# GIVEN RECORDS
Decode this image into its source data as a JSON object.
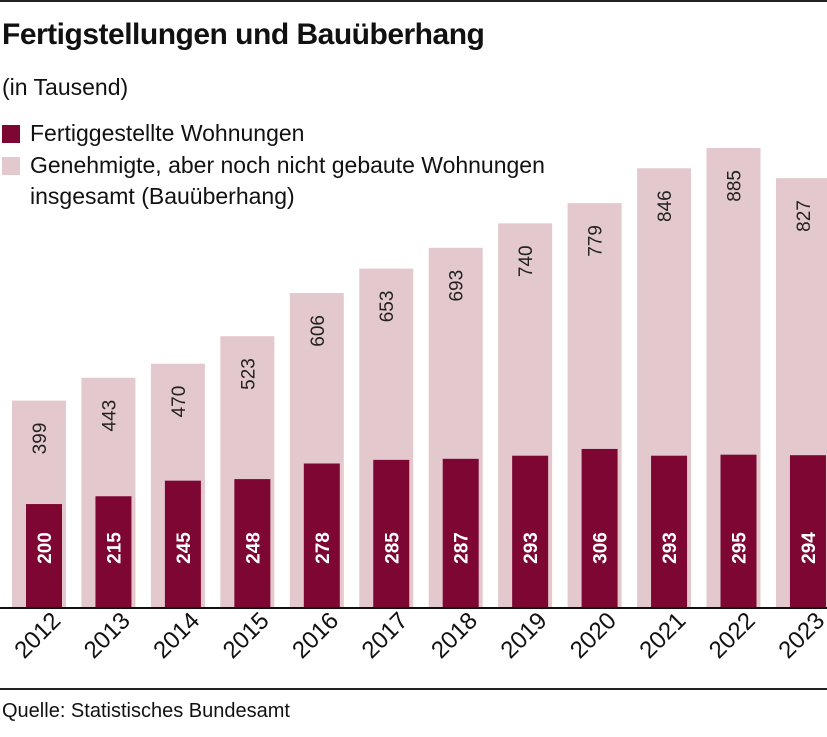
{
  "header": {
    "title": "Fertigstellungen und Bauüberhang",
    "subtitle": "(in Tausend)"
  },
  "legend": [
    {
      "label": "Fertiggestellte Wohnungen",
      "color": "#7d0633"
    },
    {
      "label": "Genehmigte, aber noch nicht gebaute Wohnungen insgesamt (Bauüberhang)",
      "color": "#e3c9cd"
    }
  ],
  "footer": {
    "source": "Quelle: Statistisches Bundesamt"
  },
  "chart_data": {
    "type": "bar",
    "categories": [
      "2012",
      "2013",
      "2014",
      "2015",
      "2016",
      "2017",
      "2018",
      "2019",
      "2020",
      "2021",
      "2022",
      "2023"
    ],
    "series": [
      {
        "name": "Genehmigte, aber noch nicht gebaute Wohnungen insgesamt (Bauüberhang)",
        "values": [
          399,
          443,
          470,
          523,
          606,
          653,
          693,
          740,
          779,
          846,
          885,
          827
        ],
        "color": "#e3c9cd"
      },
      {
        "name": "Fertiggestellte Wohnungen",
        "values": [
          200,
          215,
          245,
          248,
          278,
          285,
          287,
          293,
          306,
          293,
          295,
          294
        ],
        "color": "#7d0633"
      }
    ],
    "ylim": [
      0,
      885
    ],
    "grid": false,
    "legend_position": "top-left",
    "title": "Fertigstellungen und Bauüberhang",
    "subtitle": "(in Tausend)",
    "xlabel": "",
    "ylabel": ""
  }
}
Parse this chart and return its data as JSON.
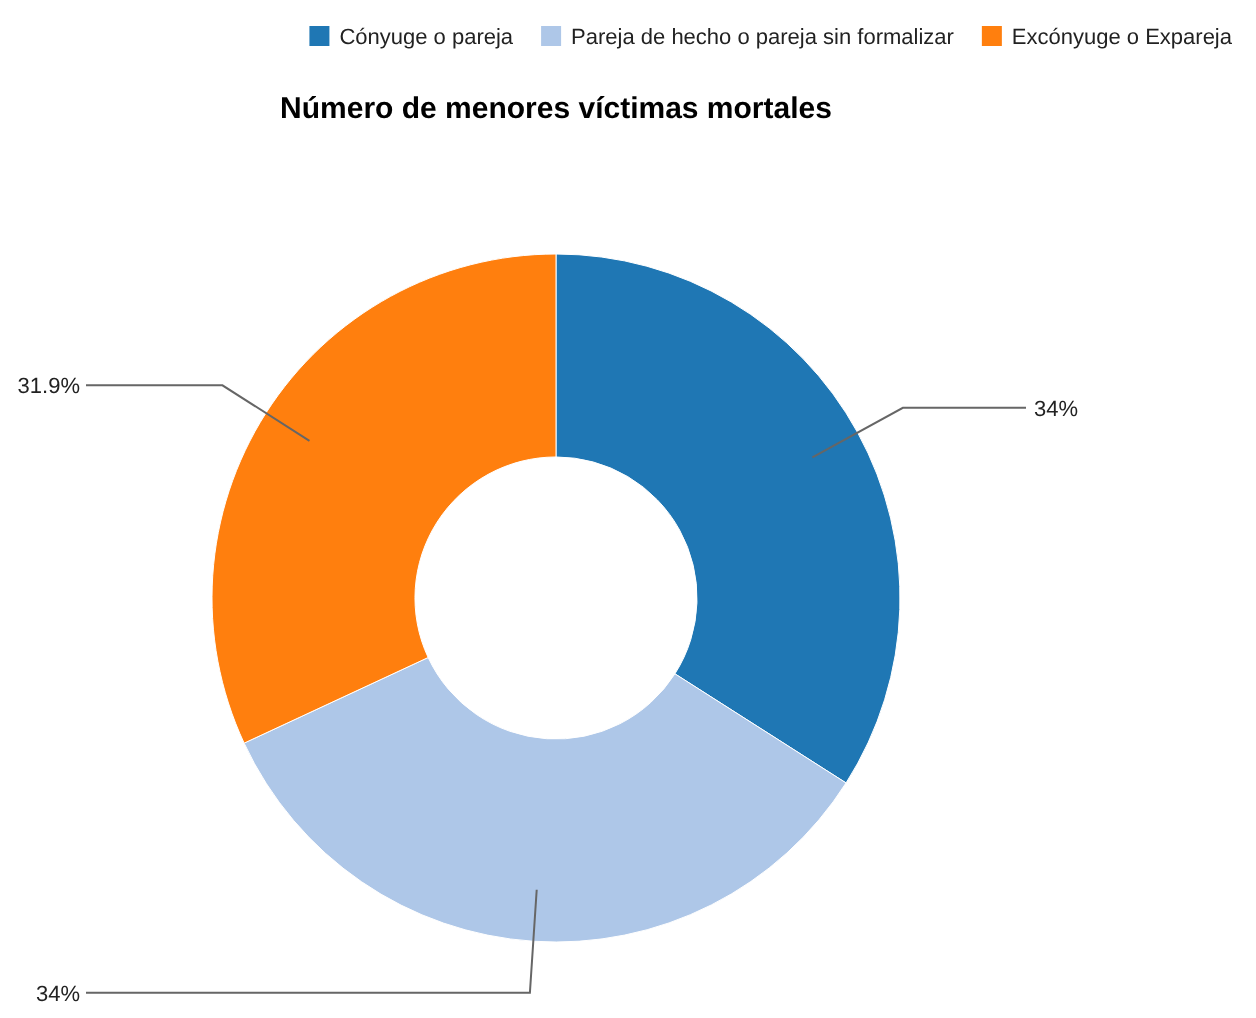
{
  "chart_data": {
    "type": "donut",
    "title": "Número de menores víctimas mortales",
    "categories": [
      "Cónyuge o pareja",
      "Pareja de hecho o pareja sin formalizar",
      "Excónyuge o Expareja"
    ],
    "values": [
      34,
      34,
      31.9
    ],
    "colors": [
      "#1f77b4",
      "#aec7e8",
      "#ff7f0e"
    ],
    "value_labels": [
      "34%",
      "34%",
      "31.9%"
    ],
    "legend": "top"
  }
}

--

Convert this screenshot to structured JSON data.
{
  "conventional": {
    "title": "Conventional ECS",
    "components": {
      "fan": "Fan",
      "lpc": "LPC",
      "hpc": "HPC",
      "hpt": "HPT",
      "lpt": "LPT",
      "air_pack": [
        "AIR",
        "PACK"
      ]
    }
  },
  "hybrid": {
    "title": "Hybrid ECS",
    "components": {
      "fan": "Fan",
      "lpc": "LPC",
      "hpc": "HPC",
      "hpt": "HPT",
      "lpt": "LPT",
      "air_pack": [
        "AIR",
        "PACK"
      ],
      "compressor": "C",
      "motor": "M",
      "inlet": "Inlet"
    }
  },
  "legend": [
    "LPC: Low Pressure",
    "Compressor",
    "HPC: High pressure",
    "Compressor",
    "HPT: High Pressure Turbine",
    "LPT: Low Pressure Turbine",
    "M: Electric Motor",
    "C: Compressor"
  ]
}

# TASK REQUIREMENTS
Tell how many lines of the records above hold the string "subtitle". Give no other text.

# ANSWER TO THIS PROBLEM
2